TASK PROMPT: Can you reproduce every line of the material below without changing a single character?

↓↓↓

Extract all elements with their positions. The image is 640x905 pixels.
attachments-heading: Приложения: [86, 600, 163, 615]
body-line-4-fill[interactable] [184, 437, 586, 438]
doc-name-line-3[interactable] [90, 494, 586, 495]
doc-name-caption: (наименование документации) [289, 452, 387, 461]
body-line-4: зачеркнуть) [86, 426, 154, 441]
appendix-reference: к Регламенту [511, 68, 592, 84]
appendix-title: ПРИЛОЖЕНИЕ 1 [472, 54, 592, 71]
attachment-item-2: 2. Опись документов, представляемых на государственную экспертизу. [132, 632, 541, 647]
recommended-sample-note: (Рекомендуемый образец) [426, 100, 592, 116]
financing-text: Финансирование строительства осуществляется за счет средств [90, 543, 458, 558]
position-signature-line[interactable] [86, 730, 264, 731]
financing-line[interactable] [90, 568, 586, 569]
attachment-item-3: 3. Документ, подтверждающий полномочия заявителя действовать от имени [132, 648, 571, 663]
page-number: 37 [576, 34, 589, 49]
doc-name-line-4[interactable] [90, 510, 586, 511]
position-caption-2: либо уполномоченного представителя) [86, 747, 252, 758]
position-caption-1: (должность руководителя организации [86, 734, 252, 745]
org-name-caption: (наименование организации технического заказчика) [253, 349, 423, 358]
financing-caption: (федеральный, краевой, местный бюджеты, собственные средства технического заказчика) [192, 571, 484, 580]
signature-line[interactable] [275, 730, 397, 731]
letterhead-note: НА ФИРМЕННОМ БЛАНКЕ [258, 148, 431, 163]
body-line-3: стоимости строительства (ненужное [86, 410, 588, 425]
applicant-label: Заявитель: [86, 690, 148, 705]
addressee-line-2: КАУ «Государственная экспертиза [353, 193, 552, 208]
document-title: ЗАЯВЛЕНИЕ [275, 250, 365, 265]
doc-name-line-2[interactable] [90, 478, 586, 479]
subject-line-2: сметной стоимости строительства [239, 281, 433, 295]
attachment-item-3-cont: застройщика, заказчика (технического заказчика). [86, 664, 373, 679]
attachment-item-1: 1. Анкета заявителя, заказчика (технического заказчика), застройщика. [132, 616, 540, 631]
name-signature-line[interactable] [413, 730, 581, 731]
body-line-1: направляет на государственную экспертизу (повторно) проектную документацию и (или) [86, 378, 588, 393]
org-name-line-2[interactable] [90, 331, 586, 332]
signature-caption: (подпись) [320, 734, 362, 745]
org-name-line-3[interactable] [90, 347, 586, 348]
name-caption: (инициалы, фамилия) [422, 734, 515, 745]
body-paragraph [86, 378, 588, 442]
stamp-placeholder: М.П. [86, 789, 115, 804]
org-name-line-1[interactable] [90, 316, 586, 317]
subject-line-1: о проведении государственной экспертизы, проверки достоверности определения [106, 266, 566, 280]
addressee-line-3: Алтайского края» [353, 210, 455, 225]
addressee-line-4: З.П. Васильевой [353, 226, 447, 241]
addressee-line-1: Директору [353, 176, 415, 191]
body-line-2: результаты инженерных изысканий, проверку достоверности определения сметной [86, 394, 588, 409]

↑↑↑

SOLUTION FOR THIS EXERCISE:
Extract all elements with their positions. The image is 640x905 pixels.
attachments-heading: Приложения: [86, 600, 163, 615]
body-line-4-fill[interactable] [184, 437, 586, 438]
doc-name-line-3[interactable] [90, 494, 586, 495]
doc-name-caption: (наименование документации) [289, 452, 387, 461]
body-line-4: зачеркнуть) [86, 426, 154, 441]
appendix-reference: к Регламенту [511, 68, 592, 84]
appendix-title: ПРИЛОЖЕНИЕ 1 [472, 54, 592, 71]
attachment-item-2: 2. Опись документов, представляемых на государственную экспертизу. [132, 632, 541, 647]
recommended-sample-note: (Рекомендуемый образец) [426, 100, 592, 116]
financing-text: Финансирование строительства осуществляется за счет средств [90, 543, 458, 558]
position-signature-line[interactable] [86, 730, 264, 731]
financing-line[interactable] [90, 568, 586, 569]
attachment-item-3: 3. Документ, подтверждающий полномочия заявителя действовать от имени [132, 648, 571, 663]
page-number: 37 [576, 34, 589, 49]
doc-name-line-4[interactable] [90, 510, 586, 511]
position-caption-2: либо уполномоченного представителя) [86, 747, 252, 758]
position-caption-1: (должность руководителя организации [86, 734, 252, 745]
org-name-caption: (наименование организации технического заказчика) [253, 349, 423, 358]
financing-caption: (федеральный, краевой, местный бюджеты, собственные средства технического заказчика) [192, 571, 484, 580]
signature-line[interactable] [275, 730, 397, 731]
letterhead-note: НА ФИРМЕННОМ БЛАНКЕ [258, 148, 431, 163]
body-line-3: стоимости строительства (ненужное [86, 410, 588, 425]
applicant-label: Заявитель: [86, 690, 148, 705]
addressee-line-2: КАУ «Государственная экспертиза [353, 193, 552, 208]
document-title: ЗАЯВЛЕНИЕ [275, 250, 365, 265]
doc-name-line-2[interactable] [90, 478, 586, 479]
subject-line-2: сметной стоимости строительства [239, 281, 433, 295]
attachment-item-3-cont: застройщика, заказчика (технического заказчика). [86, 664, 373, 679]
attachment-item-1: 1. Анкета заявителя, заказчика (технического заказчика), застройщика. [132, 616, 540, 631]
name-signature-line[interactable] [413, 730, 581, 731]
body-line-1: направляет на государственную экспертизу (повторно) проектную документацию и (или) [86, 378, 588, 393]
org-name-line-2[interactable] [90, 331, 586, 332]
signature-caption: (подпись) [320, 734, 362, 745]
org-name-line-3[interactable] [90, 347, 586, 348]
name-caption: (инициалы, фамилия) [422, 734, 515, 745]
body-paragraph [86, 378, 588, 442]
stamp-placeholder: М.П. [86, 789, 115, 804]
org-name-line-1[interactable] [90, 316, 586, 317]
subject-line-1: о проведении государственной экспертизы, проверки достоверности определения [106, 266, 566, 280]
addressee-line-3: Алтайского края» [353, 210, 455, 225]
addressee-line-4: З.П. Васильевой [353, 226, 447, 241]
addressee-line-1: Директору [353, 176, 415, 191]
body-line-2: результаты инженерных изысканий, проверку достоверности определения сметной [86, 394, 588, 409]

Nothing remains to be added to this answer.